● **Brief**:
Update the entries below so that each occurrence of "delete-button" reads "remove-button", with everything else left unchanged.

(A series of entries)
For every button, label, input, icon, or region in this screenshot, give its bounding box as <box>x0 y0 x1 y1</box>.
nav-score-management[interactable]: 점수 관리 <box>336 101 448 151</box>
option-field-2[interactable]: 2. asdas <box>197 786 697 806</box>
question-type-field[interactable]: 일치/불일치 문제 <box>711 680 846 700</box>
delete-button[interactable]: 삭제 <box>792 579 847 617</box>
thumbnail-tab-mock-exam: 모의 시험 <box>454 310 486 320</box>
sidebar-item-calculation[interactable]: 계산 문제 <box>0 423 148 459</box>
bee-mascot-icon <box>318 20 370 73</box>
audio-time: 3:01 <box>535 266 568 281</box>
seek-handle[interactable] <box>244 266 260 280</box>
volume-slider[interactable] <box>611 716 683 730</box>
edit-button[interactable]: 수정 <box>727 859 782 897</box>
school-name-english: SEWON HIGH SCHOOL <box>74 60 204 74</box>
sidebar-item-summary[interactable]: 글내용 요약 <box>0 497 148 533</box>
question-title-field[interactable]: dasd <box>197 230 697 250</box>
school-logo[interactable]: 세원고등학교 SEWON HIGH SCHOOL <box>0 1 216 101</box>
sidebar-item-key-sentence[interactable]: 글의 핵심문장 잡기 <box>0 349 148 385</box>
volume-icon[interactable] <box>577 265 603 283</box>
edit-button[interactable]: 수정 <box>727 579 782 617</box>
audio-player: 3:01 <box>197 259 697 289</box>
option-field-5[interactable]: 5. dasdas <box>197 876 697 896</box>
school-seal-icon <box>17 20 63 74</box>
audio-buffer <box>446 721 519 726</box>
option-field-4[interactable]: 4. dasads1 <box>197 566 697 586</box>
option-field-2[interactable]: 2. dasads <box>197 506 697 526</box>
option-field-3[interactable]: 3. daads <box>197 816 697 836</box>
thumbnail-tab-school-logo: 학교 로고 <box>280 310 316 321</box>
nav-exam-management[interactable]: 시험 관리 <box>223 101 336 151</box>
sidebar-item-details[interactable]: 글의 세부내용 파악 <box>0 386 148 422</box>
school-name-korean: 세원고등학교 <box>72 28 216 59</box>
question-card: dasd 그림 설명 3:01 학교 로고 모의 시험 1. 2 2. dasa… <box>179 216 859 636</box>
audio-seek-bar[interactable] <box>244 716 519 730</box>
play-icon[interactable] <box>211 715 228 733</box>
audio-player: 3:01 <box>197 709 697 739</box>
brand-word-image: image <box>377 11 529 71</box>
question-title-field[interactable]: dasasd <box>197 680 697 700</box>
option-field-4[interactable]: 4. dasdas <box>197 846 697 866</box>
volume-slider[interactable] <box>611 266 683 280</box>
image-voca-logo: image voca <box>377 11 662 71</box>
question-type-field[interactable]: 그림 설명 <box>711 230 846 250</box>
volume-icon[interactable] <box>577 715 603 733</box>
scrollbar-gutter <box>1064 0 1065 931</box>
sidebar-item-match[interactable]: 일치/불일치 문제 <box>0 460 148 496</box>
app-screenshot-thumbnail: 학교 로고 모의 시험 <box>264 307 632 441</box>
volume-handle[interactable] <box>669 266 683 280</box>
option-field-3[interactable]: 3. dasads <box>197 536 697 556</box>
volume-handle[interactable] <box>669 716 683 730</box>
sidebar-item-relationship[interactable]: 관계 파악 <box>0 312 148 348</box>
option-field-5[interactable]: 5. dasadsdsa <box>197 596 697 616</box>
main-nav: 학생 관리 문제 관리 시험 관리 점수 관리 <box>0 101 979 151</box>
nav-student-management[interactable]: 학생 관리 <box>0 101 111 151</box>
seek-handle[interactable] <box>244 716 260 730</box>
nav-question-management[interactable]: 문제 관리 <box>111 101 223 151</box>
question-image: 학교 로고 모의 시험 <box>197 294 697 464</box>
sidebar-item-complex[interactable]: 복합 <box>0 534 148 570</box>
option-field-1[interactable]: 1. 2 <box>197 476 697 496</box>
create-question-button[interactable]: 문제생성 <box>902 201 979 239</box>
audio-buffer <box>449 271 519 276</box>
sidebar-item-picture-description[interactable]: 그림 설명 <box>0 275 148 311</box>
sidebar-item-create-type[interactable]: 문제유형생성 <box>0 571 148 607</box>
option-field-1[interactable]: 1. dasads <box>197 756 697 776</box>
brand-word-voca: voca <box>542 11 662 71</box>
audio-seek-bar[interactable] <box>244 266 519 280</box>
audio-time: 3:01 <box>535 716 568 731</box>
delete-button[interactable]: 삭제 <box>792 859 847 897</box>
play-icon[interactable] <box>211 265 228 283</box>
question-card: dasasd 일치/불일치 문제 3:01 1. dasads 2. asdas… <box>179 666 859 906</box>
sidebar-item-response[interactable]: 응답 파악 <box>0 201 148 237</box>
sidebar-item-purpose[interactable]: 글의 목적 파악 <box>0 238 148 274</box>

● **Response to the task**:
For every button, label, input, icon, or region in this screenshot, give its bounding box as <box>x0 y0 x1 y1</box>.
nav-score-management[interactable]: 점수 관리 <box>336 101 448 151</box>
option-field-2[interactable]: 2. asdas <box>197 786 697 806</box>
question-type-field[interactable]: 일치/불일치 문제 <box>711 680 846 700</box>
remove-button[interactable]: 삭제 <box>792 579 847 617</box>
thumbnail-tab-mock-exam: 모의 시험 <box>454 310 486 320</box>
sidebar-item-calculation[interactable]: 계산 문제 <box>0 423 148 459</box>
bee-mascot-icon <box>318 20 370 73</box>
audio-time: 3:01 <box>535 266 568 281</box>
seek-handle[interactable] <box>244 266 260 280</box>
volume-slider[interactable] <box>611 716 683 730</box>
edit-button[interactable]: 수정 <box>727 859 782 897</box>
school-name-english: SEWON HIGH SCHOOL <box>74 60 204 74</box>
sidebar-item-summary[interactable]: 글내용 요약 <box>0 497 148 533</box>
question-title-field[interactable]: dasd <box>197 230 697 250</box>
school-logo[interactable]: 세원고등학교 SEWON HIGH SCHOOL <box>0 1 216 101</box>
sidebar-item-key-sentence[interactable]: 글의 핵심문장 잡기 <box>0 349 148 385</box>
volume-icon[interactable] <box>577 265 603 283</box>
edit-button[interactable]: 수정 <box>727 579 782 617</box>
audio-player: 3:01 <box>197 259 697 289</box>
option-field-5[interactable]: 5. dasdas <box>197 876 697 896</box>
school-seal-icon <box>17 20 63 74</box>
audio-buffer <box>446 721 519 726</box>
option-field-4[interactable]: 4. dasads1 <box>197 566 697 586</box>
option-field-2[interactable]: 2. dasads <box>197 506 697 526</box>
option-field-3[interactable]: 3. daads <box>197 816 697 836</box>
thumbnail-tab-school-logo: 학교 로고 <box>280 310 316 321</box>
nav-exam-management[interactable]: 시험 관리 <box>223 101 336 151</box>
sidebar-item-details[interactable]: 글의 세부내용 파악 <box>0 386 148 422</box>
school-name-korean: 세원고등학교 <box>72 28 216 59</box>
question-card: dasd 그림 설명 3:01 학교 로고 모의 시험 1. 2 2. dasa… <box>179 216 859 636</box>
audio-seek-bar[interactable] <box>244 716 519 730</box>
play-icon[interactable] <box>211 715 228 733</box>
audio-player: 3:01 <box>197 709 697 739</box>
brand-word-image: image <box>377 11 529 71</box>
question-title-field[interactable]: dasasd <box>197 680 697 700</box>
option-field-4[interactable]: 4. dasdas <box>197 846 697 866</box>
volume-slider[interactable] <box>611 266 683 280</box>
image-voca-logo: image voca <box>377 11 662 71</box>
question-type-field[interactable]: 그림 설명 <box>711 230 846 250</box>
volume-icon[interactable] <box>577 715 603 733</box>
scrollbar-gutter <box>1064 0 1065 931</box>
sidebar-item-match[interactable]: 일치/불일치 문제 <box>0 460 148 496</box>
app-screenshot-thumbnail: 학교 로고 모의 시험 <box>264 307 632 441</box>
volume-handle[interactable] <box>669 266 683 280</box>
option-field-3[interactable]: 3. dasads <box>197 536 697 556</box>
volume-handle[interactable] <box>669 716 683 730</box>
sidebar-item-relationship[interactable]: 관계 파악 <box>0 312 148 348</box>
option-field-5[interactable]: 5. dasadsdsa <box>197 596 697 616</box>
main-nav: 학생 관리 문제 관리 시험 관리 점수 관리 <box>0 101 979 151</box>
nav-student-management[interactable]: 학생 관리 <box>0 101 111 151</box>
seek-handle[interactable] <box>244 716 260 730</box>
nav-question-management[interactable]: 문제 관리 <box>111 101 223 151</box>
question-image: 학교 로고 모의 시험 <box>197 294 697 464</box>
sidebar-item-complex[interactable]: 복합 <box>0 534 148 570</box>
option-field-1[interactable]: 1. 2 <box>197 476 697 496</box>
create-question-button[interactable]: 문제생성 <box>902 201 979 239</box>
audio-buffer <box>449 271 519 276</box>
sidebar-item-picture-description[interactable]: 그림 설명 <box>0 275 148 311</box>
sidebar-item-create-type[interactable]: 문제유형생성 <box>0 571 148 607</box>
option-field-1[interactable]: 1. dasads <box>197 756 697 776</box>
brand-word-voca: voca <box>542 11 662 71</box>
audio-seek-bar[interactable] <box>244 266 519 280</box>
audio-time: 3:01 <box>535 716 568 731</box>
remove-button[interactable]: 삭제 <box>792 859 847 897</box>
play-icon[interactable] <box>211 265 228 283</box>
question-card: dasasd 일치/불일치 문제 3:01 1. dasads 2. asdas… <box>179 666 859 906</box>
sidebar-item-response[interactable]: 응답 파악 <box>0 201 148 237</box>
sidebar-item-purpose[interactable]: 글의 목적 파악 <box>0 238 148 274</box>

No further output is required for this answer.